Figure record listings
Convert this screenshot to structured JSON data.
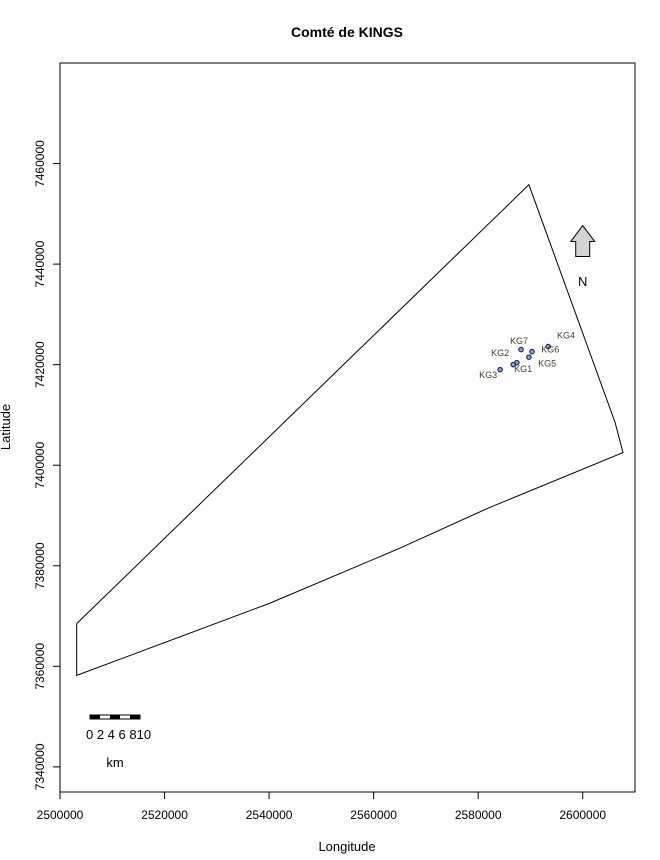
{
  "title": "Comté de KINGS",
  "x_axis": {
    "label": "Longitude",
    "range": [
      2500000,
      2610000
    ],
    "ticks": [
      "2500000",
      "2520000",
      "2540000",
      "2560000",
      "2580000",
      "2600000"
    ]
  },
  "y_axis": {
    "label": "Latitude",
    "range": [
      7335000,
      7480000
    ],
    "ticks": [
      "7340000",
      "7360000",
      "7380000",
      "7400000",
      "7420000",
      "7440000",
      "7460000"
    ]
  },
  "county_boundary": [
    [
      2503200,
      7368500
    ],
    [
      2503200,
      7358200
    ],
    [
      2540000,
      7372500
    ],
    [
      2565000,
      7383500
    ],
    [
      2582000,
      7391500
    ],
    [
      2607700,
      7402500
    ],
    [
      2606200,
      7408500
    ],
    [
      2589700,
      7455800
    ],
    [
      2503200,
      7368500
    ]
  ],
  "sites": [
    {
      "label": "KG1",
      "x": 2587400,
      "y": 7420400,
      "label_x": 2588600,
      "label_y": 7418500
    },
    {
      "label": "KG2",
      "x": 2586700,
      "y": 7420000,
      "label_x": 2584200,
      "label_y": 7421700
    },
    {
      "label": "KG3",
      "x": 2584200,
      "y": 7419000,
      "label_x": 2581900,
      "label_y": 7417300
    },
    {
      "label": "KG4",
      "x": 2593400,
      "y": 7423600,
      "label_x": 2596800,
      "label_y": 7425200
    },
    {
      "label": "KG5",
      "x": 2589700,
      "y": 7421500,
      "label_x": 2593200,
      "label_y": 7419600
    },
    {
      "label": "KG6",
      "x": 2590300,
      "y": 7422600,
      "label_x": 2593800,
      "label_y": 7422400
    },
    {
      "label": "KG7",
      "x": 2588200,
      "y": 7423000,
      "label_x": 2587800,
      "label_y": 7424100
    }
  ],
  "north_arrow": {
    "label": "N",
    "x": 2600000,
    "y": 7441500
  },
  "scale_bar": {
    "labels": "0 2 4 6 810",
    "unit": "km"
  },
  "colors": {
    "site_point": "#1c2a6b",
    "site_point_fill": "#8fa6cc",
    "north_arrow_fill": "#d3d3d3"
  }
}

■ **Task**: All entries are to be retyped exactly. Omit any embedded images.

■ **The result**:
Convert this screenshot to structured JSON data.
{
  "title": "Comté de KINGS",
  "x_axis": {
    "label": "Longitude",
    "range": [
      2500000,
      2610000
    ],
    "ticks": [
      "2500000",
      "2520000",
      "2540000",
      "2560000",
      "2580000",
      "2600000"
    ]
  },
  "y_axis": {
    "label": "Latitude",
    "range": [
      7335000,
      7480000
    ],
    "ticks": [
      "7340000",
      "7360000",
      "7380000",
      "7400000",
      "7420000",
      "7440000",
      "7460000"
    ]
  },
  "county_boundary": [
    [
      2503200,
      7368500
    ],
    [
      2503200,
      7358200
    ],
    [
      2540000,
      7372500
    ],
    [
      2565000,
      7383500
    ],
    [
      2582000,
      7391500
    ],
    [
      2607700,
      7402500
    ],
    [
      2606200,
      7408500
    ],
    [
      2589700,
      7455800
    ],
    [
      2503200,
      7368500
    ]
  ],
  "sites": [
    {
      "label": "KG1",
      "x": 2587400,
      "y": 7420400,
      "label_x": 2588600,
      "label_y": 7418500
    },
    {
      "label": "KG2",
      "x": 2586700,
      "y": 7420000,
      "label_x": 2584200,
      "label_y": 7421700
    },
    {
      "label": "KG3",
      "x": 2584200,
      "y": 7419000,
      "label_x": 2581900,
      "label_y": 7417300
    },
    {
      "label": "KG4",
      "x": 2593400,
      "y": 7423600,
      "label_x": 2596800,
      "label_y": 7425200
    },
    {
      "label": "KG5",
      "x": 2589700,
      "y": 7421500,
      "label_x": 2593200,
      "label_y": 7419600
    },
    {
      "label": "KG6",
      "x": 2590300,
      "y": 7422600,
      "label_x": 2593800,
      "label_y": 7422400
    },
    {
      "label": "KG7",
      "x": 2588200,
      "y": 7423000,
      "label_x": 2587800,
      "label_y": 7424100
    }
  ],
  "north_arrow": {
    "label": "N",
    "x": 2600000,
    "y": 7441500
  },
  "scale_bar": {
    "labels": "0 2 4 6 810",
    "unit": "km"
  },
  "colors": {
    "site_point": "#1c2a6b",
    "site_point_fill": "#8fa6cc",
    "north_arrow_fill": "#d3d3d3"
  }
}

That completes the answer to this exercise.